> WHAT YOU HAVE TO DO: Repeat each line of the material below exactly as it appears, minus any pictures.

> DATA ROWS:
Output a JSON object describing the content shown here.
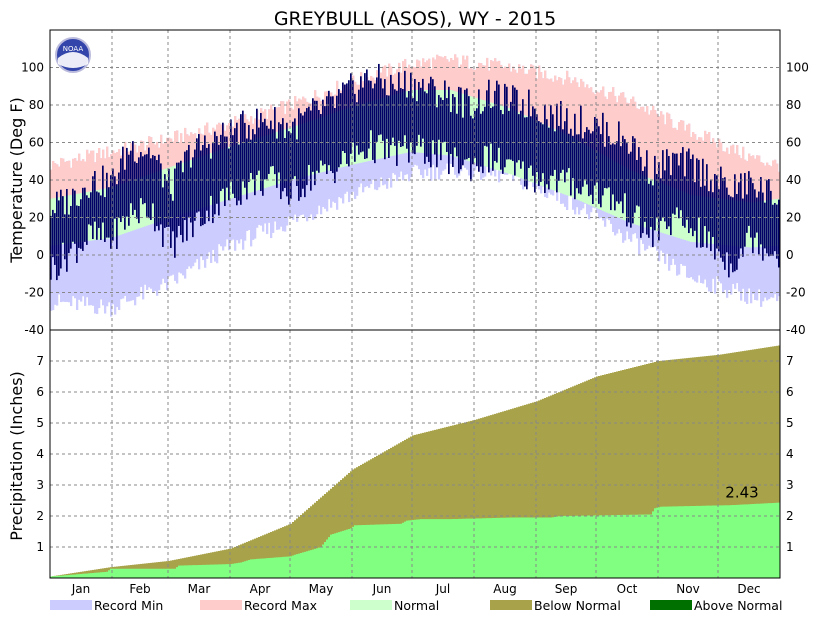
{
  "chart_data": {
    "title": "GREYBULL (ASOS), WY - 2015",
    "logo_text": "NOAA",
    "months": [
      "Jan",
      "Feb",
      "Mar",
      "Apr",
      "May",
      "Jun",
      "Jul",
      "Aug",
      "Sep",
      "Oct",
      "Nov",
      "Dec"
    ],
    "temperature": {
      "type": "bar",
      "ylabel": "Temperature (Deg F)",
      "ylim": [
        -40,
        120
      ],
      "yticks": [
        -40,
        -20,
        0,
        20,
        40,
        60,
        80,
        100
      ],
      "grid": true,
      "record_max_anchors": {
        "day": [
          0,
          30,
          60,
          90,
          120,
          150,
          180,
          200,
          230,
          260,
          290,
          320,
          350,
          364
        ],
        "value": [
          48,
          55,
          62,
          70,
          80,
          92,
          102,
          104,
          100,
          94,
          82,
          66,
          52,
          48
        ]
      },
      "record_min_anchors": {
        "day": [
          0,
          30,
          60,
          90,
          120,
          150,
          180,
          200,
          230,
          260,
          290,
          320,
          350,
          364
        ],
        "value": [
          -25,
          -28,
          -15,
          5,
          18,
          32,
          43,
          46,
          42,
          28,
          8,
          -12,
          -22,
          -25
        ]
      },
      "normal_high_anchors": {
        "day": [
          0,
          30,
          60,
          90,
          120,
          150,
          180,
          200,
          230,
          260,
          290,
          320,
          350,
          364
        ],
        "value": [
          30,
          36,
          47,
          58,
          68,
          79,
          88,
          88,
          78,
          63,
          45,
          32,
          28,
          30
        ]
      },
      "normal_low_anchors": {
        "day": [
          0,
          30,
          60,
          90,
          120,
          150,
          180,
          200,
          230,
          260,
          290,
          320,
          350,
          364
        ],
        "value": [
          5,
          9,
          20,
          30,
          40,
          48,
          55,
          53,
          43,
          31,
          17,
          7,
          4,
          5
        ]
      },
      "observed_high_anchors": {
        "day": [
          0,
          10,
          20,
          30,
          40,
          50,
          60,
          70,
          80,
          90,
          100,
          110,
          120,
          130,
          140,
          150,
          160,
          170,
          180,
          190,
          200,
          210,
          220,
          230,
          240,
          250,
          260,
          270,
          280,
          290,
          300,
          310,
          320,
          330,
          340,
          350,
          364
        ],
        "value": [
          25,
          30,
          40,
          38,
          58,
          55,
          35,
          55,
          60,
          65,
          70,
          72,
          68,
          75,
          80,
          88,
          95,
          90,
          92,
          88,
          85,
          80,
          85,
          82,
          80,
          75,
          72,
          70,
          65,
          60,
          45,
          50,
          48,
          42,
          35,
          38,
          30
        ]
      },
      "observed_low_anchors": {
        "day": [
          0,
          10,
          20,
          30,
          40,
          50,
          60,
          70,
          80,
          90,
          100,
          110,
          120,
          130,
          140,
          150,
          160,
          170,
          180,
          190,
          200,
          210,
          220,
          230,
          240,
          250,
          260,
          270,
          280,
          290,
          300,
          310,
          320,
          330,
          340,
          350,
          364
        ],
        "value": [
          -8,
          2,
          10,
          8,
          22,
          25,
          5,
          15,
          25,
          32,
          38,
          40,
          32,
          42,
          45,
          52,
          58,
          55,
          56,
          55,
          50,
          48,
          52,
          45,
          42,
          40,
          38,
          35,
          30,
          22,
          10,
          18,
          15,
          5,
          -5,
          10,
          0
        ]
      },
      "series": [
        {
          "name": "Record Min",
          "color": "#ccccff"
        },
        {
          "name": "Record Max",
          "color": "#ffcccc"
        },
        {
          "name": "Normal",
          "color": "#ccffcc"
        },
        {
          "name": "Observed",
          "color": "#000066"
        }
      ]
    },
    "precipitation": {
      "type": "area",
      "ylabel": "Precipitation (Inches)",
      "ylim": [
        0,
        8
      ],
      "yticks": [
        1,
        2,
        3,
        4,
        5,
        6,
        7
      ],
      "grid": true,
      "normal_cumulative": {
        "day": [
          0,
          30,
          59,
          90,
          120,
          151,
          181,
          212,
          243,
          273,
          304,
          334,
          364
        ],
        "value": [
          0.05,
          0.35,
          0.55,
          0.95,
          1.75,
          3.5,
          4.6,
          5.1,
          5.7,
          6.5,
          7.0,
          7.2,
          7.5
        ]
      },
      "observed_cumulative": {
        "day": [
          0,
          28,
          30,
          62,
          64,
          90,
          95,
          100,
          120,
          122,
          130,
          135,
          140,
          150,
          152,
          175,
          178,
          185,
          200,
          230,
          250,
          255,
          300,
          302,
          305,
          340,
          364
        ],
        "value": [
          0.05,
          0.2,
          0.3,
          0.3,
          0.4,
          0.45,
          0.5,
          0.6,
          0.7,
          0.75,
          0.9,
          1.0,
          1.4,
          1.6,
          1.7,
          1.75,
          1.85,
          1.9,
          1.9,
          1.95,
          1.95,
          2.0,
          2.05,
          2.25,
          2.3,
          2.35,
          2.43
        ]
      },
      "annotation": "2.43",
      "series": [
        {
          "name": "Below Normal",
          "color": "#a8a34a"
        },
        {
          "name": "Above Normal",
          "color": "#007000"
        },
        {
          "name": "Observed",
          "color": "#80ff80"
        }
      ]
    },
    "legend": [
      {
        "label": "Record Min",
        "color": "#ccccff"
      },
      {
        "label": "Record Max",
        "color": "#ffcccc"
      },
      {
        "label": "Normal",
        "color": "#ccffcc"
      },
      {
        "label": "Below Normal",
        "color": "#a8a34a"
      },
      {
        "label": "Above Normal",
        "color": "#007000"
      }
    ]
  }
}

> RIGHT ANSWER:
Output a JSON object describing the content shown here.
{
  "chart_data": {
    "title": "GREYBULL (ASOS), WY - 2015",
    "logo_text": "NOAA",
    "months": [
      "Jan",
      "Feb",
      "Mar",
      "Apr",
      "May",
      "Jun",
      "Jul",
      "Aug",
      "Sep",
      "Oct",
      "Nov",
      "Dec"
    ],
    "temperature": {
      "type": "bar",
      "ylabel": "Temperature (Deg F)",
      "ylim": [
        -40,
        120
      ],
      "yticks": [
        -40,
        -20,
        0,
        20,
        40,
        60,
        80,
        100
      ],
      "grid": true,
      "record_max_anchors": {
        "day": [
          0,
          30,
          60,
          90,
          120,
          150,
          180,
          200,
          230,
          260,
          290,
          320,
          350,
          364
        ],
        "value": [
          48,
          55,
          62,
          70,
          80,
          92,
          102,
          104,
          100,
          94,
          82,
          66,
          52,
          48
        ]
      },
      "record_min_anchors": {
        "day": [
          0,
          30,
          60,
          90,
          120,
          150,
          180,
          200,
          230,
          260,
          290,
          320,
          350,
          364
        ],
        "value": [
          -25,
          -28,
          -15,
          5,
          18,
          32,
          43,
          46,
          42,
          28,
          8,
          -12,
          -22,
          -25
        ]
      },
      "normal_high_anchors": {
        "day": [
          0,
          30,
          60,
          90,
          120,
          150,
          180,
          200,
          230,
          260,
          290,
          320,
          350,
          364
        ],
        "value": [
          30,
          36,
          47,
          58,
          68,
          79,
          88,
          88,
          78,
          63,
          45,
          32,
          28,
          30
        ]
      },
      "normal_low_anchors": {
        "day": [
          0,
          30,
          60,
          90,
          120,
          150,
          180,
          200,
          230,
          260,
          290,
          320,
          350,
          364
        ],
        "value": [
          5,
          9,
          20,
          30,
          40,
          48,
          55,
          53,
          43,
          31,
          17,
          7,
          4,
          5
        ]
      },
      "observed_high_anchors": {
        "day": [
          0,
          10,
          20,
          30,
          40,
          50,
          60,
          70,
          80,
          90,
          100,
          110,
          120,
          130,
          140,
          150,
          160,
          170,
          180,
          190,
          200,
          210,
          220,
          230,
          240,
          250,
          260,
          270,
          280,
          290,
          300,
          310,
          320,
          330,
          340,
          350,
          364
        ],
        "value": [
          25,
          30,
          40,
          38,
          58,
          55,
          35,
          55,
          60,
          65,
          70,
          72,
          68,
          75,
          80,
          88,
          95,
          90,
          92,
          88,
          85,
          80,
          85,
          82,
          80,
          75,
          72,
          70,
          65,
          60,
          45,
          50,
          48,
          42,
          35,
          38,
          30
        ]
      },
      "observed_low_anchors": {
        "day": [
          0,
          10,
          20,
          30,
          40,
          50,
          60,
          70,
          80,
          90,
          100,
          110,
          120,
          130,
          140,
          150,
          160,
          170,
          180,
          190,
          200,
          210,
          220,
          230,
          240,
          250,
          260,
          270,
          280,
          290,
          300,
          310,
          320,
          330,
          340,
          350,
          364
        ],
        "value": [
          -8,
          2,
          10,
          8,
          22,
          25,
          5,
          15,
          25,
          32,
          38,
          40,
          32,
          42,
          45,
          52,
          58,
          55,
          56,
          55,
          50,
          48,
          52,
          45,
          42,
          40,
          38,
          35,
          30,
          22,
          10,
          18,
          15,
          5,
          -5,
          10,
          0
        ]
      },
      "series": [
        {
          "name": "Record Min",
          "color": "#ccccff"
        },
        {
          "name": "Record Max",
          "color": "#ffcccc"
        },
        {
          "name": "Normal",
          "color": "#ccffcc"
        },
        {
          "name": "Observed",
          "color": "#000066"
        }
      ]
    },
    "precipitation": {
      "type": "area",
      "ylabel": "Precipitation (Inches)",
      "ylim": [
        0,
        8
      ],
      "yticks": [
        1,
        2,
        3,
        4,
        5,
        6,
        7
      ],
      "grid": true,
      "normal_cumulative": {
        "day": [
          0,
          30,
          59,
          90,
          120,
          151,
          181,
          212,
          243,
          273,
          304,
          334,
          364
        ],
        "value": [
          0.05,
          0.35,
          0.55,
          0.95,
          1.75,
          3.5,
          4.6,
          5.1,
          5.7,
          6.5,
          7.0,
          7.2,
          7.5
        ]
      },
      "observed_cumulative": {
        "day": [
          0,
          28,
          30,
          62,
          64,
          90,
          95,
          100,
          120,
          122,
          130,
          135,
          140,
          150,
          152,
          175,
          178,
          185,
          200,
          230,
          250,
          255,
          300,
          302,
          305,
          340,
          364
        ],
        "value": [
          0.05,
          0.2,
          0.3,
          0.3,
          0.4,
          0.45,
          0.5,
          0.6,
          0.7,
          0.75,
          0.9,
          1.0,
          1.4,
          1.6,
          1.7,
          1.75,
          1.85,
          1.9,
          1.9,
          1.95,
          1.95,
          2.0,
          2.05,
          2.25,
          2.3,
          2.35,
          2.43
        ]
      },
      "annotation": "2.43",
      "series": [
        {
          "name": "Below Normal",
          "color": "#a8a34a"
        },
        {
          "name": "Above Normal",
          "color": "#007000"
        },
        {
          "name": "Observed",
          "color": "#80ff80"
        }
      ]
    },
    "legend": [
      {
        "label": "Record Min",
        "color": "#ccccff"
      },
      {
        "label": "Record Max",
        "color": "#ffcccc"
      },
      {
        "label": "Normal",
        "color": "#ccffcc"
      },
      {
        "label": "Below Normal",
        "color": "#a8a34a"
      },
      {
        "label": "Above Normal",
        "color": "#007000"
      }
    ]
  }
}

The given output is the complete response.